_TASK STATEMENT_
Take down each entry exactly as written.

##### EXERCISE INPUT

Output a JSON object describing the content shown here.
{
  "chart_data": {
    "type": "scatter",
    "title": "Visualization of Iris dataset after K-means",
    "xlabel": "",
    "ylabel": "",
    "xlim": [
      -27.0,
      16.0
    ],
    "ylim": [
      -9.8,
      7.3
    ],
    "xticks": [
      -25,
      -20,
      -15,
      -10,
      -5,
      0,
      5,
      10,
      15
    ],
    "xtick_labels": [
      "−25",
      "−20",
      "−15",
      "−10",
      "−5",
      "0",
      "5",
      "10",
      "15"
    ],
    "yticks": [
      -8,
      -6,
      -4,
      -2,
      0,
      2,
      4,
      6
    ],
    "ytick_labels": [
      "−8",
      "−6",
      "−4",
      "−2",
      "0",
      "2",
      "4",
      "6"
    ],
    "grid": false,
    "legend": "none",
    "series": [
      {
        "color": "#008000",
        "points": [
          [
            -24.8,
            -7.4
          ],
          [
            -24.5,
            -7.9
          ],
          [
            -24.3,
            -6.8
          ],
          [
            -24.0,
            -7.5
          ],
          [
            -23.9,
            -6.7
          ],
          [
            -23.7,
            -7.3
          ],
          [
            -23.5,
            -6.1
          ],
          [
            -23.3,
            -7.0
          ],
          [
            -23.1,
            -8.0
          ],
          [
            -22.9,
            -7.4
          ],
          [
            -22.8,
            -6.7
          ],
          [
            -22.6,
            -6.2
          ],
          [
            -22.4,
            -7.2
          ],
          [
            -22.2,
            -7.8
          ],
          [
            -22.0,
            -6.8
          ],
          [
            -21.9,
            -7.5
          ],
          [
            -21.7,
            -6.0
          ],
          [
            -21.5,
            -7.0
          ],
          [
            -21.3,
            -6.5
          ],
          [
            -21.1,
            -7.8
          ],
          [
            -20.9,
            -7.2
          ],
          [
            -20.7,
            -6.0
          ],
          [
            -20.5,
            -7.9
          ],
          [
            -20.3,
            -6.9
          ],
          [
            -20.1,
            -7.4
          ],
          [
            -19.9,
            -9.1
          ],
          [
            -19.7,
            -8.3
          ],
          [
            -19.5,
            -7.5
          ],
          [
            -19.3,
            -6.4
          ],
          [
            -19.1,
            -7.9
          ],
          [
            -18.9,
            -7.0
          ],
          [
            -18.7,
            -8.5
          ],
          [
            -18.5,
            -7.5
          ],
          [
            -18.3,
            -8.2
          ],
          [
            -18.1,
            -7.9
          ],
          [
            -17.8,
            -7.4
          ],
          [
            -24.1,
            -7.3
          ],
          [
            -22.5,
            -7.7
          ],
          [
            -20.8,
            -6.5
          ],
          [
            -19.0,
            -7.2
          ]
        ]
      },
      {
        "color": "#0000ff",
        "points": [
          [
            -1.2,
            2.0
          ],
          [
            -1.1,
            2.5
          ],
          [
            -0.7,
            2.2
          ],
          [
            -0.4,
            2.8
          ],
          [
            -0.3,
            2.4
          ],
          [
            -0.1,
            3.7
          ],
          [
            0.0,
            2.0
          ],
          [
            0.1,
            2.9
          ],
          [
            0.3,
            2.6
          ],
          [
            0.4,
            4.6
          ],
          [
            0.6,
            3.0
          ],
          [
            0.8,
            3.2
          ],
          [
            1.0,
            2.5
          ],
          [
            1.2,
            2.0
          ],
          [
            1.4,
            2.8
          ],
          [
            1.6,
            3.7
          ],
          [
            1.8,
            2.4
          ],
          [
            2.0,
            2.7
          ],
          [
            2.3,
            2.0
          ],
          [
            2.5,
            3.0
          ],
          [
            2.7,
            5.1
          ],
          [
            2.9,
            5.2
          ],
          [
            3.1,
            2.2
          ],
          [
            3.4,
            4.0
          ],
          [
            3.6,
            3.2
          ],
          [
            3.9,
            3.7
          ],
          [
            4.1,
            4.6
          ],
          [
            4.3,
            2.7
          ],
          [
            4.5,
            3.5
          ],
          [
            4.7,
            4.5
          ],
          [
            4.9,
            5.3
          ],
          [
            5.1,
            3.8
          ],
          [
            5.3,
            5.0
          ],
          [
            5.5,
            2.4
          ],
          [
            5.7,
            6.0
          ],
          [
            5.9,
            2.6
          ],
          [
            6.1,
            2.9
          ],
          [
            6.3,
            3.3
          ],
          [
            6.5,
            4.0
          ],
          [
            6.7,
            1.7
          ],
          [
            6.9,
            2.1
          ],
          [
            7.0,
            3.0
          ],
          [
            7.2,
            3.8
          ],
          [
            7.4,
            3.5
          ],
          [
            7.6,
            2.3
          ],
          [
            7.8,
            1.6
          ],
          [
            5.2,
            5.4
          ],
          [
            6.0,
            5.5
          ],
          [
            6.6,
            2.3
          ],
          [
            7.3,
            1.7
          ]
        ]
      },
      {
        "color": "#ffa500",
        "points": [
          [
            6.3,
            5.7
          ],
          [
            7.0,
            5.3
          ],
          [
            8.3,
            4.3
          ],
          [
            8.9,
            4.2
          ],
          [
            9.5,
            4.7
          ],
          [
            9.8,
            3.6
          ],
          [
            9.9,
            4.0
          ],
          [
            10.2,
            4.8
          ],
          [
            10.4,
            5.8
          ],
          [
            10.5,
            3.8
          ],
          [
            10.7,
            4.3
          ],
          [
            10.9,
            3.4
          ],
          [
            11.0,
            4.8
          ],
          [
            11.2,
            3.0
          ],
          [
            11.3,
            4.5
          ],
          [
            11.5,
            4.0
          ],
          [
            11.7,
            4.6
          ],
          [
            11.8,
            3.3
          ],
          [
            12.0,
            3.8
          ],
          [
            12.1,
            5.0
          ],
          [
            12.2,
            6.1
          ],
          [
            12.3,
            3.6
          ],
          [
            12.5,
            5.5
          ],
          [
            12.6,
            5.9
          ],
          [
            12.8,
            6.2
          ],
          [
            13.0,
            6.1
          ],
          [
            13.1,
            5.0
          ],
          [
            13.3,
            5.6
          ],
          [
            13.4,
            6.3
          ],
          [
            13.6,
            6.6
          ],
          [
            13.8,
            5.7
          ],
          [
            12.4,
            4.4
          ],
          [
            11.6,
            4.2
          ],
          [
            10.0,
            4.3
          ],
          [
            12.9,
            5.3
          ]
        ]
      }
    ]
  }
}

##########

_EXERCISE SOLUTION_
Output a JSON object describing the content shown here.
{
  "chart_data": {
    "type": "scatter",
    "title": "Visualization of Iris dataset after K-means",
    "xlabel": "",
    "ylabel": "",
    "xlim": [
      -27.0,
      16.0
    ],
    "ylim": [
      -9.8,
      7.3
    ],
    "xticks": [
      -25,
      -20,
      -15,
      -10,
      -5,
      0,
      5,
      10,
      15
    ],
    "xtick_labels": [
      "−25",
      "−20",
      "−15",
      "−10",
      "−5",
      "0",
      "5",
      "10",
      "15"
    ],
    "yticks": [
      -8,
      -6,
      -4,
      -2,
      0,
      2,
      4,
      6
    ],
    "ytick_labels": [
      "−8",
      "−6",
      "−4",
      "−2",
      "0",
      "2",
      "4",
      "6"
    ],
    "grid": false,
    "legend": "none",
    "series": [
      {
        "color": "#008000",
        "points": [
          [
            -24.8,
            -7.4
          ],
          [
            -24.5,
            -7.9
          ],
          [
            -24.3,
            -6.8
          ],
          [
            -24.0,
            -7.5
          ],
          [
            -23.9,
            -6.7
          ],
          [
            -23.7,
            -7.3
          ],
          [
            -23.5,
            -6.1
          ],
          [
            -23.3,
            -7.0
          ],
          [
            -23.1,
            -8.0
          ],
          [
            -22.9,
            -7.4
          ],
          [
            -22.8,
            -6.7
          ],
          [
            -22.6,
            -6.2
          ],
          [
            -22.4,
            -7.2
          ],
          [
            -22.2,
            -7.8
          ],
          [
            -22.0,
            -6.8
          ],
          [
            -21.9,
            -7.5
          ],
          [
            -21.7,
            -6.0
          ],
          [
            -21.5,
            -7.0
          ],
          [
            -21.3,
            -6.5
          ],
          [
            -21.1,
            -7.8
          ],
          [
            -20.9,
            -7.2
          ],
          [
            -20.7,
            -6.0
          ],
          [
            -20.5,
            -7.9
          ],
          [
            -20.3,
            -6.9
          ],
          [
            -20.1,
            -7.4
          ],
          [
            -19.9,
            -9.1
          ],
          [
            -19.7,
            -8.3
          ],
          [
            -19.5,
            -7.5
          ],
          [
            -19.3,
            -6.4
          ],
          [
            -19.1,
            -7.9
          ],
          [
            -18.9,
            -7.0
          ],
          [
            -18.7,
            -8.5
          ],
          [
            -18.5,
            -7.5
          ],
          [
            -18.3,
            -8.2
          ],
          [
            -18.1,
            -7.9
          ],
          [
            -17.8,
            -7.4
          ],
          [
            -24.1,
            -7.3
          ],
          [
            -22.5,
            -7.7
          ],
          [
            -20.8,
            -6.5
          ],
          [
            -19.0,
            -7.2
          ]
        ]
      },
      {
        "color": "#0000ff",
        "points": [
          [
            -1.2,
            2.0
          ],
          [
            -1.1,
            2.5
          ],
          [
            -0.7,
            2.2
          ],
          [
            -0.4,
            2.8
          ],
          [
            -0.3,
            2.4
          ],
          [
            -0.1,
            3.7
          ],
          [
            0.0,
            2.0
          ],
          [
            0.1,
            2.9
          ],
          [
            0.3,
            2.6
          ],
          [
            0.4,
            4.6
          ],
          [
            0.6,
            3.0
          ],
          [
            0.8,
            3.2
          ],
          [
            1.0,
            2.5
          ],
          [
            1.2,
            2.0
          ],
          [
            1.4,
            2.8
          ],
          [
            1.6,
            3.7
          ],
          [
            1.8,
            2.4
          ],
          [
            2.0,
            2.7
          ],
          [
            2.3,
            2.0
          ],
          [
            2.5,
            3.0
          ],
          [
            2.7,
            5.1
          ],
          [
            2.9,
            5.2
          ],
          [
            3.1,
            2.2
          ],
          [
            3.4,
            4.0
          ],
          [
            3.6,
            3.2
          ],
          [
            3.9,
            3.7
          ],
          [
            4.1,
            4.6
          ],
          [
            4.3,
            2.7
          ],
          [
            4.5,
            3.5
          ],
          [
            4.7,
            4.5
          ],
          [
            4.9,
            5.3
          ],
          [
            5.1,
            3.8
          ],
          [
            5.3,
            5.0
          ],
          [
            5.5,
            2.4
          ],
          [
            5.7,
            6.0
          ],
          [
            5.9,
            2.6
          ],
          [
            6.1,
            2.9
          ],
          [
            6.3,
            3.3
          ],
          [
            6.5,
            4.0
          ],
          [
            6.7,
            1.7
          ],
          [
            6.9,
            2.1
          ],
          [
            7.0,
            3.0
          ],
          [
            7.2,
            3.8
          ],
          [
            7.4,
            3.5
          ],
          [
            7.6,
            2.3
          ],
          [
            7.8,
            1.6
          ],
          [
            5.2,
            5.4
          ],
          [
            6.0,
            5.5
          ],
          [
            6.6,
            2.3
          ],
          [
            7.3,
            1.7
          ]
        ]
      },
      {
        "color": "#ffa500",
        "points": [
          [
            6.3,
            5.7
          ],
          [
            7.0,
            5.3
          ],
          [
            8.3,
            4.3
          ],
          [
            8.9,
            4.2
          ],
          [
            9.5,
            4.7
          ],
          [
            9.8,
            3.6
          ],
          [
            9.9,
            4.0
          ],
          [
            10.2,
            4.8
          ],
          [
            10.4,
            5.8
          ],
          [
            10.5,
            3.8
          ],
          [
            10.7,
            4.3
          ],
          [
            10.9,
            3.4
          ],
          [
            11.0,
            4.8
          ],
          [
            11.2,
            3.0
          ],
          [
            11.3,
            4.5
          ],
          [
            11.5,
            4.0
          ],
          [
            11.7,
            4.6
          ],
          [
            11.8,
            3.3
          ],
          [
            12.0,
            3.8
          ],
          [
            12.1,
            5.0
          ],
          [
            12.2,
            6.1
          ],
          [
            12.3,
            3.6
          ],
          [
            12.5,
            5.5
          ],
          [
            12.6,
            5.9
          ],
          [
            12.8,
            6.2
          ],
          [
            13.0,
            6.1
          ],
          [
            13.1,
            5.0
          ],
          [
            13.3,
            5.6
          ],
          [
            13.4,
            6.3
          ],
          [
            13.6,
            6.6
          ],
          [
            13.8,
            5.7
          ],
          [
            12.4,
            4.4
          ],
          [
            11.6,
            4.2
          ],
          [
            10.0,
            4.3
          ],
          [
            12.9,
            5.3
          ]
        ]
      }
    ]
  }
}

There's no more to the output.